Records from a dataset
+--

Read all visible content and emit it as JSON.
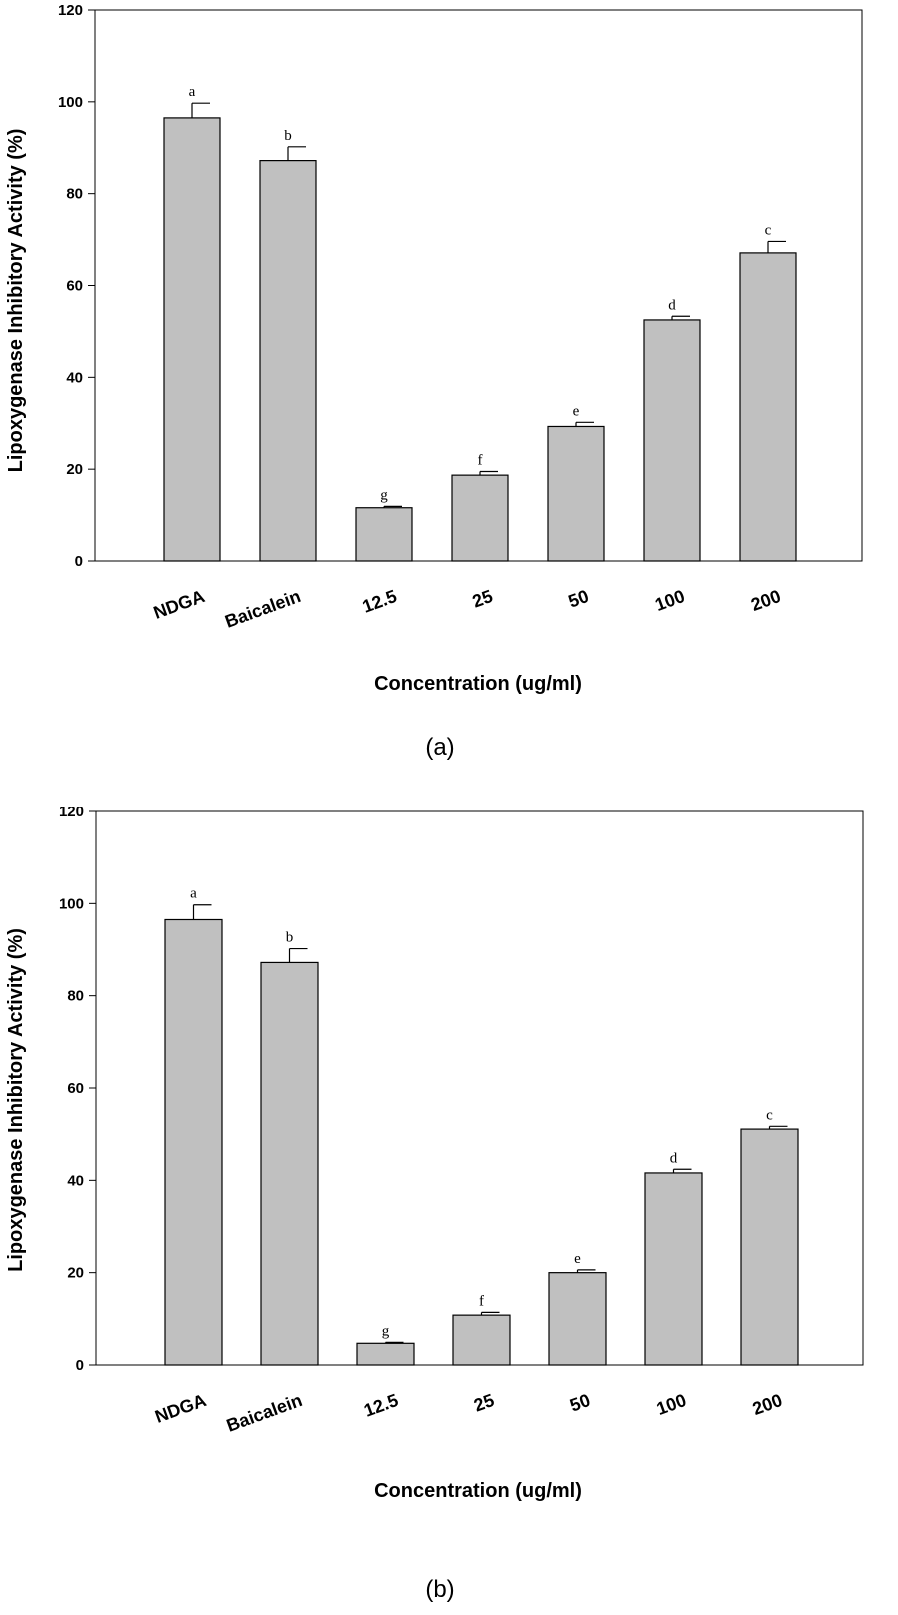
{
  "chart_data": [
    {
      "type": "bar",
      "panel_label": "(a)",
      "title": "",
      "xlabel": "Concentration (ug/ml)",
      "ylabel": "Lipoxygenase Inhibitory Activity (%)",
      "ylim": [
        0,
        120
      ],
      "yticks": [
        0,
        20,
        40,
        60,
        80,
        100,
        120
      ],
      "categories": [
        "NDGA",
        "Baicalein",
        "12.5",
        "25",
        "50",
        "100",
        "200"
      ],
      "values": [
        96.5,
        87.2,
        11.6,
        18.7,
        29.3,
        52.5,
        67.1
      ],
      "errors": [
        3.2,
        3.0,
        0.3,
        0.8,
        0.9,
        0.8,
        2.5
      ],
      "letters": [
        "a",
        "b",
        "g",
        "f",
        "e",
        "d",
        "c"
      ],
      "bar_color": "#c0c0c0"
    },
    {
      "type": "bar",
      "panel_label": "(b)",
      "title": "",
      "xlabel": "Concentration (ug/ml)",
      "ylabel": "Lipoxygenase Inhibitory Activity (%)",
      "ylim": [
        0,
        120
      ],
      "yticks": [
        0,
        20,
        40,
        60,
        80,
        100,
        120
      ],
      "categories": [
        "NDGA",
        "Baicalein",
        "12.5",
        "25",
        "50",
        "100",
        "200"
      ],
      "values": [
        96.5,
        87.2,
        4.7,
        10.8,
        20.0,
        41.6,
        51.1
      ],
      "errors": [
        3.2,
        3.0,
        0.2,
        0.6,
        0.6,
        0.8,
        0.6
      ],
      "letters": [
        "a",
        "b",
        "g",
        "f",
        "e",
        "d",
        "c"
      ],
      "bar_color": "#c0c0c0"
    }
  ]
}
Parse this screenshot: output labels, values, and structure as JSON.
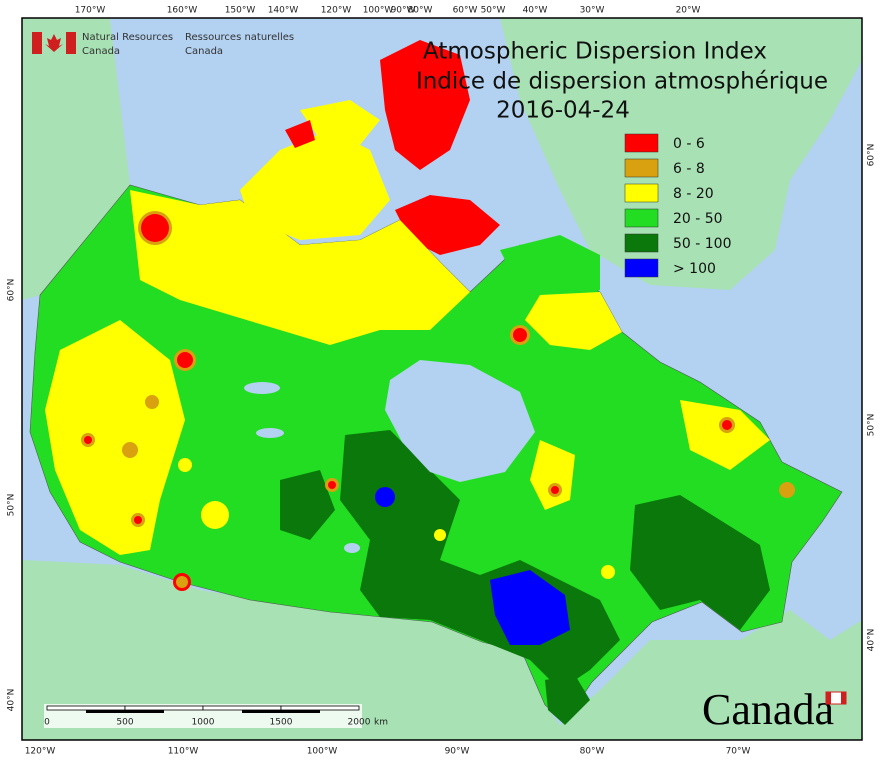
{
  "header": {
    "agency_en": [
      "Natural Resources",
      "Canada"
    ],
    "agency_fr": [
      "Ressources naturelles",
      "Canada"
    ]
  },
  "title": {
    "line1": "Atmospheric Dispersion Index",
    "line2": "Indice de dispersion atmosphérique",
    "date": "2016-04-24"
  },
  "legend": [
    {
      "label": "0 - 6",
      "color": "#ff0000"
    },
    {
      "label": "6 - 8",
      "color": "#d9a010"
    },
    {
      "label": "8 - 20",
      "color": "#ffff00"
    },
    {
      "label": "20 - 50",
      "color": "#22dd22"
    },
    {
      "label": "50 - 100",
      "color": "#0a780a"
    },
    {
      "label": "> 100",
      "color": "#0000ff"
    }
  ],
  "graticule": {
    "top": [
      "170°W",
      "160°W",
      "150°W",
      "140°W",
      "120°W",
      "100°W",
      "90°W",
      "80°W",
      "60°W",
      "50°W",
      "40°W",
      "30°W",
      "20°W"
    ],
    "bottom": [
      "120°W",
      "110°W",
      "100°W",
      "90°W",
      "80°W",
      "70°W"
    ],
    "left": [
      "60°N",
      "50°N",
      "40°N"
    ],
    "right": [
      "60°N",
      "50°N",
      "40°N"
    ]
  },
  "scale_bar": {
    "labels": [
      "0",
      "500",
      "1000",
      "1500",
      "2000"
    ],
    "unit": "km"
  },
  "wordmark": "Canada"
}
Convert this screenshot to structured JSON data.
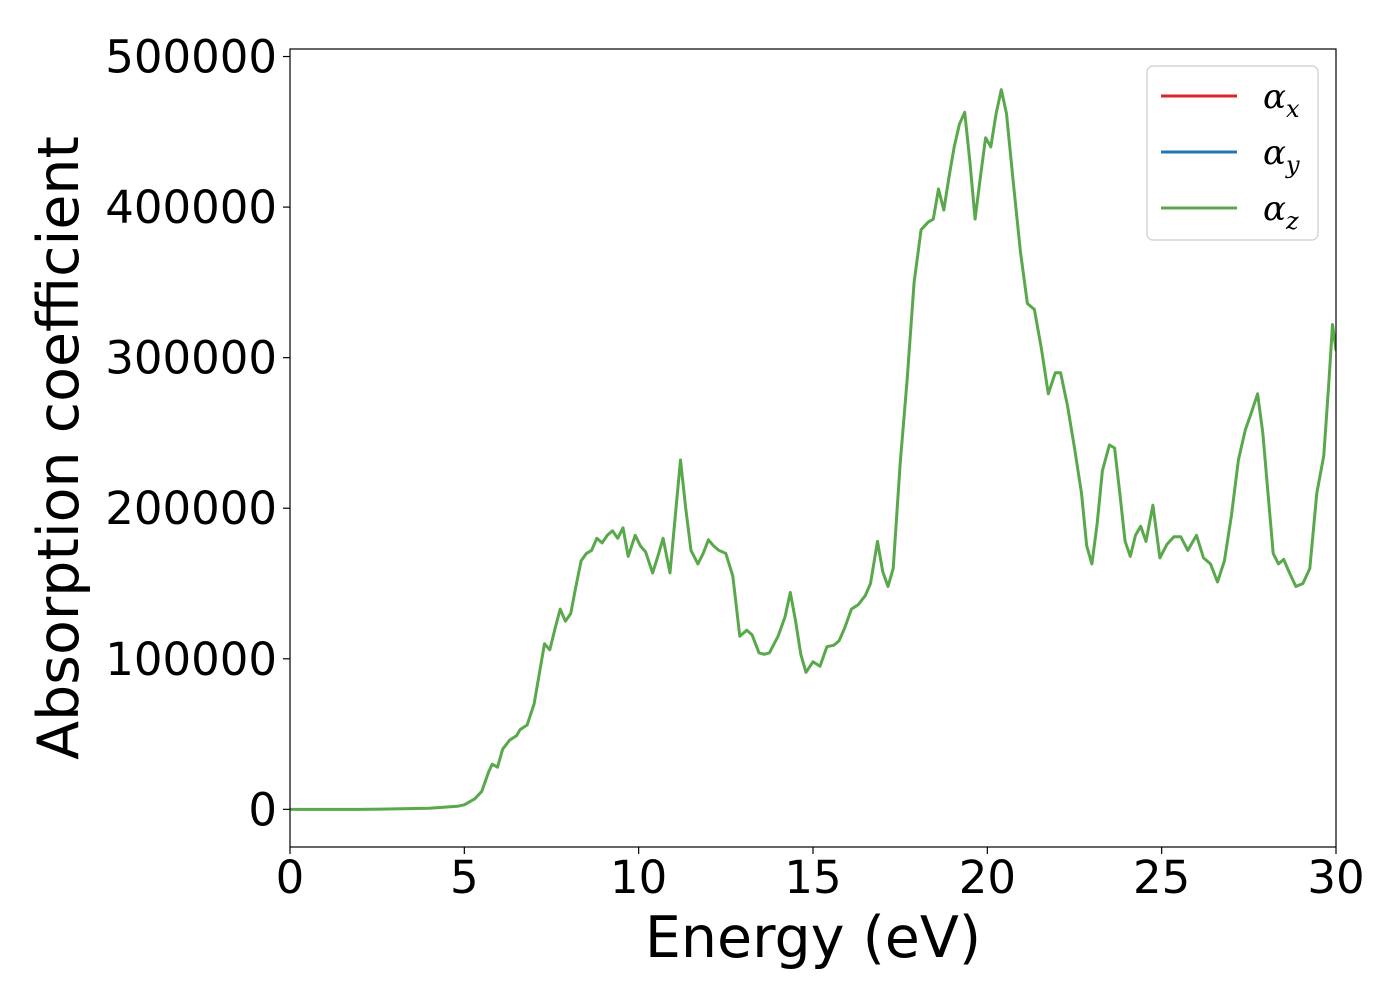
{
  "chart_data": {
    "type": "line",
    "title": "",
    "xlabel": "Energy (eV)",
    "ylabel": "Absorption coefficient",
    "xlim": [
      0,
      30
    ],
    "ylim": [
      -25000,
      505000
    ],
    "xticks": [
      0,
      5,
      10,
      15,
      20,
      25,
      30
    ],
    "yticks": [
      0,
      100000,
      200000,
      300000,
      400000,
      500000
    ],
    "xtick_labels": [
      "0",
      "5",
      "10",
      "15",
      "20",
      "25",
      "30"
    ],
    "ytick_labels": [
      "0",
      "100000",
      "200000",
      "300000",
      "400000",
      "500000"
    ],
    "grid": false,
    "legend_position": "top-right",
    "legend": [
      {
        "symbol": "α",
        "sub": "x",
        "color": "#d62728"
      },
      {
        "symbol": "α",
        "sub": "y",
        "color": "#1f77b4"
      },
      {
        "symbol": "α",
        "sub": "z",
        "color": "#59a84b"
      }
    ],
    "series": [
      {
        "color": "#59a84b",
        "points": [
          [
            0,
            0
          ],
          [
            1,
            0
          ],
          [
            2,
            0
          ],
          [
            3,
            300
          ],
          [
            4,
            800
          ],
          [
            4.8,
            2000
          ],
          [
            5.0,
            3000
          ],
          [
            5.3,
            7000
          ],
          [
            5.5,
            12000
          ],
          [
            5.7,
            25000
          ],
          [
            5.8,
            30000
          ],
          [
            5.95,
            28000
          ],
          [
            6.1,
            40000
          ],
          [
            6.3,
            46000
          ],
          [
            6.5,
            49000
          ],
          [
            6.6,
            53000
          ],
          [
            6.8,
            56000
          ],
          [
            7.0,
            70000
          ],
          [
            7.15,
            90000
          ],
          [
            7.3,
            110000
          ],
          [
            7.45,
            106000
          ],
          [
            7.6,
            120000
          ],
          [
            7.75,
            133000
          ],
          [
            7.9,
            125000
          ],
          [
            8.05,
            130000
          ],
          [
            8.2,
            148000
          ],
          [
            8.35,
            165000
          ],
          [
            8.5,
            170000
          ],
          [
            8.65,
            172000
          ],
          [
            8.8,
            180000
          ],
          [
            8.95,
            177000
          ],
          [
            9.1,
            182000
          ],
          [
            9.25,
            185000
          ],
          [
            9.4,
            180000
          ],
          [
            9.55,
            187000
          ],
          [
            9.7,
            168000
          ],
          [
            9.9,
            182000
          ],
          [
            10.05,
            175000
          ],
          [
            10.2,
            171000
          ],
          [
            10.4,
            157000
          ],
          [
            10.55,
            168000
          ],
          [
            10.7,
            180000
          ],
          [
            10.9,
            157000
          ],
          [
            11.05,
            195000
          ],
          [
            11.2,
            232000
          ],
          [
            11.35,
            200000
          ],
          [
            11.5,
            172000
          ],
          [
            11.7,
            163000
          ],
          [
            11.85,
            170000
          ],
          [
            12.0,
            179000
          ],
          [
            12.15,
            175000
          ],
          [
            12.3,
            172000
          ],
          [
            12.5,
            170000
          ],
          [
            12.7,
            155000
          ],
          [
            12.9,
            115000
          ],
          [
            13.1,
            119000
          ],
          [
            13.25,
            116000
          ],
          [
            13.45,
            104000
          ],
          [
            13.6,
            103000
          ],
          [
            13.75,
            104000
          ],
          [
            14.0,
            115000
          ],
          [
            14.2,
            128000
          ],
          [
            14.35,
            144000
          ],
          [
            14.5,
            125000
          ],
          [
            14.65,
            103000
          ],
          [
            14.8,
            91000
          ],
          [
            15.0,
            98000
          ],
          [
            15.2,
            95000
          ],
          [
            15.4,
            108000
          ],
          [
            15.6,
            109000
          ],
          [
            15.75,
            112000
          ],
          [
            15.9,
            120000
          ],
          [
            16.1,
            133000
          ],
          [
            16.3,
            136000
          ],
          [
            16.5,
            142000
          ],
          [
            16.65,
            150000
          ],
          [
            16.85,
            178000
          ],
          [
            17.0,
            158000
          ],
          [
            17.15,
            148000
          ],
          [
            17.3,
            160000
          ],
          [
            17.5,
            230000
          ],
          [
            17.7,
            285000
          ],
          [
            17.9,
            350000
          ],
          [
            18.1,
            385000
          ],
          [
            18.3,
            390000
          ],
          [
            18.45,
            392000
          ],
          [
            18.6,
            412000
          ],
          [
            18.75,
            398000
          ],
          [
            18.9,
            420000
          ],
          [
            19.05,
            440000
          ],
          [
            19.2,
            455000
          ],
          [
            19.35,
            463000
          ],
          [
            19.5,
            430000
          ],
          [
            19.65,
            392000
          ],
          [
            19.8,
            420000
          ],
          [
            19.95,
            446000
          ],
          [
            20.1,
            440000
          ],
          [
            20.25,
            462000
          ],
          [
            20.4,
            478000
          ],
          [
            20.55,
            462000
          ],
          [
            20.75,
            415000
          ],
          [
            20.95,
            370000
          ],
          [
            21.15,
            336000
          ],
          [
            21.35,
            332000
          ],
          [
            21.55,
            306000
          ],
          [
            21.75,
            276000
          ],
          [
            21.95,
            290000
          ],
          [
            22.1,
            290000
          ],
          [
            22.3,
            268000
          ],
          [
            22.5,
            240000
          ],
          [
            22.7,
            210000
          ],
          [
            22.85,
            175000
          ],
          [
            23.0,
            163000
          ],
          [
            23.15,
            190000
          ],
          [
            23.3,
            225000
          ],
          [
            23.5,
            242000
          ],
          [
            23.65,
            240000
          ],
          [
            23.8,
            210000
          ],
          [
            23.95,
            178000
          ],
          [
            24.1,
            168000
          ],
          [
            24.25,
            182000
          ],
          [
            24.4,
            188000
          ],
          [
            24.55,
            178000
          ],
          [
            24.75,
            202000
          ],
          [
            24.95,
            167000
          ],
          [
            25.15,
            176000
          ],
          [
            25.35,
            181000
          ],
          [
            25.55,
            181000
          ],
          [
            25.75,
            172000
          ],
          [
            26.0,
            182000
          ],
          [
            26.2,
            167000
          ],
          [
            26.4,
            163000
          ],
          [
            26.6,
            151000
          ],
          [
            26.8,
            165000
          ],
          [
            27.0,
            195000
          ],
          [
            27.2,
            232000
          ],
          [
            27.4,
            252000
          ],
          [
            27.55,
            262000
          ],
          [
            27.75,
            276000
          ],
          [
            27.9,
            250000
          ],
          [
            28.05,
            210000
          ],
          [
            28.2,
            170000
          ],
          [
            28.35,
            163000
          ],
          [
            28.5,
            166000
          ],
          [
            28.65,
            158000
          ],
          [
            28.85,
            148000
          ],
          [
            29.05,
            150000
          ],
          [
            29.25,
            160000
          ],
          [
            29.45,
            210000
          ],
          [
            29.65,
            235000
          ],
          [
            29.8,
            285000
          ],
          [
            29.9,
            322000
          ],
          [
            30.0,
            305000
          ]
        ]
      }
    ]
  }
}
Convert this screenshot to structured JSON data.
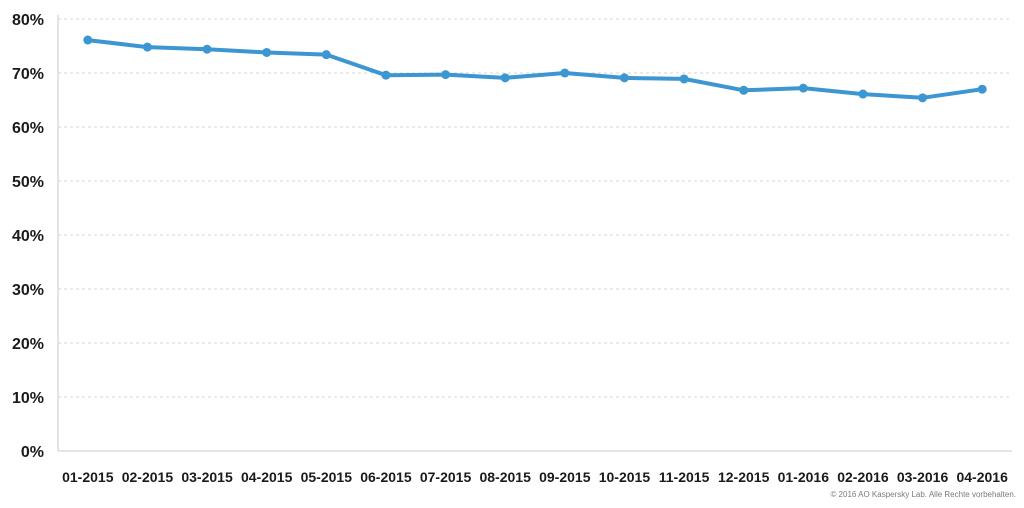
{
  "chart_data": {
    "type": "line",
    "title": "",
    "xlabel": "",
    "ylabel": "",
    "categories": [
      "01-2015",
      "02-2015",
      "03-2015",
      "04-2015",
      "05-2015",
      "06-2015",
      "07-2015",
      "08-2015",
      "09-2015",
      "10-2015",
      "11-2015",
      "12-2015",
      "01-2016",
      "02-2016",
      "03-2016",
      "04-2016"
    ],
    "series": [
      {
        "values": [
          76.1,
          74.8,
          74.4,
          73.8,
          73.4,
          69.6,
          69.7,
          69.1,
          70.0,
          69.1,
          68.9,
          66.8,
          67.2,
          66.1,
          65.4,
          67.0
        ]
      }
    ],
    "ylim": [
      0,
      80
    ],
    "yticks": [
      "0%",
      "10%",
      "20%",
      "30%",
      "40%",
      "50%",
      "60%",
      "70%",
      "80%"
    ],
    "yunit": "%",
    "grid": true,
    "legend": "none",
    "line_color": "#3c96d2"
  },
  "copyright": "© 2016 AO Kaspersky Lab. Alle Rechte vorbehalten."
}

+--

### Exercise:
Pick out and copy the lines of the entries that hold the string "values".

### Final answer:
      "values": [
      "values": [
Parse this screenshot: output labels, values, and structure as JSON.
        "values": [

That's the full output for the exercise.